§ Extract provided

────────────────

Historical myths DEBUNKED!

I worked for a pretty good sized government agency (around 20,000 people, all in) that had a legacy system written in a programming language that had not been taught in years. The system had been developed in-house, and by the 1990s, all the original developers had long since retired. We tried to hire outside consultants to do updates, but nobody could decipher the coding or the agency was unwilling to pay them for the time it would take for them to learn it, so we continued to slog on with our in-house staff trying to keep it running with baling wire and wet tissue paper. As the agency undertook a massive Y2K effort, our programmers realized that this particular legacy system absolutely could not be updated, because the date field was limited to two digits for the year, and there was no way to expand it. Their solution? Redefine the century. They realized that the earliest date in the database was something like 1932, so that became the first year of the century. Any date ending with 32 or later would return a value of “19XX”, while any date ending in 00 through 31 would show as “20XX”. They have just over six years before that system goes tits up.

Don’t want to derail the thread, but is this system still in operation? And is the language COBOL?

There was a popular TV series called Wagon Train which depicted the wagons as being pulled by horses. Almost all the wagons in the westward migration were pulled by oxen, which are much easier to drive until they drop, and then when they drop, they are much tastier. Wagon Train was most certainly not the only instance of this error.

Which any Gen Xer who played the OG Oregon Trail should know. (Well, ok, not the OG but the Apple II iteration that we all know.)

────────────────

§ Dataset content

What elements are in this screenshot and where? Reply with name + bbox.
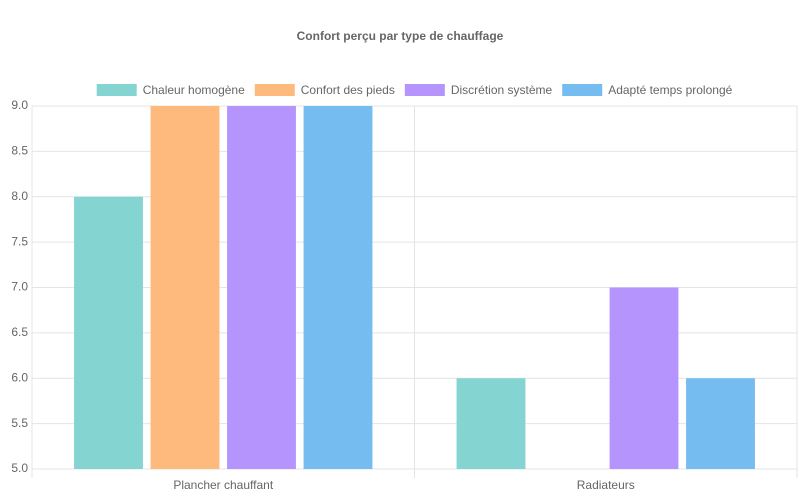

────────────────

§ What the task asks
Write the next part of the forum thread on historical myths, picking up after its last comment. The data has no connection to the forum thread on historical myths.

§ Right answer
I don’t know. I retired eight years ago, and one of my main responsibilities was to ride herd on the programmers who actually worked on the system. I lobbied for years to get a new system up and running, but there was no sense of urgency after the Y2K “fix”, since the eventual collapse was still three decades away. Considering that this particular agency didn’t spend money to fix things until they broke, they’re probably still using it. It was not COBOL. I could have done it if it was written in COBOL. And most of the consultants who we tried to hire assured us that they had keyboard monkeys who could read and write in whatever code we had, only for them to throw up their hands and give up OR increase their proposed rates substantially when we actually gave them some of the coding.

Depends on what you’re talking about. The captain of a British privateer, yes.

But good old Black Bart, who was elected rather than appointed, supposedly only took a double-share. Caribbean pirates during the so-called ‘Golden Age of Piracy’ could be far more democratic and egalitarian as there was no government backing up the captains. They could be usurped and to some extent had to play to the crowd like a good politician.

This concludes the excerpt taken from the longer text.